--- START OF Exercise material ---
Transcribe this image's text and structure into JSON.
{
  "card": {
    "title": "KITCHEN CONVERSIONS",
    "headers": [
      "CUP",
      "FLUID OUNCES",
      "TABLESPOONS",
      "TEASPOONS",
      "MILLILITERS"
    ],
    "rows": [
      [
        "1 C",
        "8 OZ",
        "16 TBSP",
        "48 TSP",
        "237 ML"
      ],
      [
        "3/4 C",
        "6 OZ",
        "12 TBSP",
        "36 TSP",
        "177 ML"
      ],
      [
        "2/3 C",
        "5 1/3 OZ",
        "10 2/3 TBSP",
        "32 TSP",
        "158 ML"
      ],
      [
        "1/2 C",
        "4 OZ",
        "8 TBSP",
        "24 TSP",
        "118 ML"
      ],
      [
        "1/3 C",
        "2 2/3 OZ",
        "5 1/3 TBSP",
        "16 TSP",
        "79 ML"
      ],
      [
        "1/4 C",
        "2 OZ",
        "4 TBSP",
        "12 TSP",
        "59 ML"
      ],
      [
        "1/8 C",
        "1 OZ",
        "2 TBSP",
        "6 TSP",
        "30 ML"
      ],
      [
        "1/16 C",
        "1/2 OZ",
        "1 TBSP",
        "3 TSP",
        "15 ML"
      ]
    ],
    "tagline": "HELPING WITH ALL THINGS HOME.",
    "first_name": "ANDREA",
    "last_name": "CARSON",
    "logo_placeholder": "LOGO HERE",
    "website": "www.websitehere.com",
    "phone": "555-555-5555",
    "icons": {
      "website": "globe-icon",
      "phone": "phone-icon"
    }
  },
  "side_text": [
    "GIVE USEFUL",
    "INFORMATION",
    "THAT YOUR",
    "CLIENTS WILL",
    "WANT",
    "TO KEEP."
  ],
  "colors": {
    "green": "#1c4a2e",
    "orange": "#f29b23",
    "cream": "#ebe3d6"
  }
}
--- END OF Exercise material ---
### Work to be completed
Extract the full listing above without alteration.

### Exercise response
Transcribe this image's text and structure into JSON.
{
  "card": {
    "title": "KITCHEN CONVERSIONS",
    "headers": [
      "CUP",
      "FLUID OUNCES",
      "TABLESPOONS",
      "TEASPOONS",
      "MILLILITERS"
    ],
    "rows": [
      [
        "1 C",
        "8 OZ",
        "16 TBSP",
        "48 TSP",
        "237 ML"
      ],
      [
        "3/4 C",
        "6 OZ",
        "12 TBSP",
        "36 TSP",
        "177 ML"
      ],
      [
        "2/3 C",
        "5 1/3 OZ",
        "10 2/3 TBSP",
        "32 TSP",
        "158 ML"
      ],
      [
        "1/2 C",
        "4 OZ",
        "8 TBSP",
        "24 TSP",
        "118 ML"
      ],
      [
        "1/3 C",
        "2 2/3 OZ",
        "5 1/3 TBSP",
        "16 TSP",
        "79 ML"
      ],
      [
        "1/4 C",
        "2 OZ",
        "4 TBSP",
        "12 TSP",
        "59 ML"
      ],
      [
        "1/8 C",
        "1 OZ",
        "2 TBSP",
        "6 TSP",
        "30 ML"
      ],
      [
        "1/16 C",
        "1/2 OZ",
        "1 TBSP",
        "3 TSP",
        "15 ML"
      ]
    ],
    "tagline": "HELPING WITH ALL THINGS HOME.",
    "first_name": "ANDREA",
    "last_name": "CARSON",
    "logo_placeholder": "LOGO HERE",
    "website": "www.websitehere.com",
    "phone": "555-555-5555",
    "icons": {
      "website": "globe-icon",
      "phone": "phone-icon"
    }
  },
  "side_text": [
    "GIVE USEFUL",
    "INFORMATION",
    "THAT YOUR",
    "CLIENTS WILL",
    "WANT",
    "TO KEEP."
  ],
  "colors": {
    "green": "#1c4a2e",
    "orange": "#f29b23",
    "cream": "#ebe3d6"
  }
}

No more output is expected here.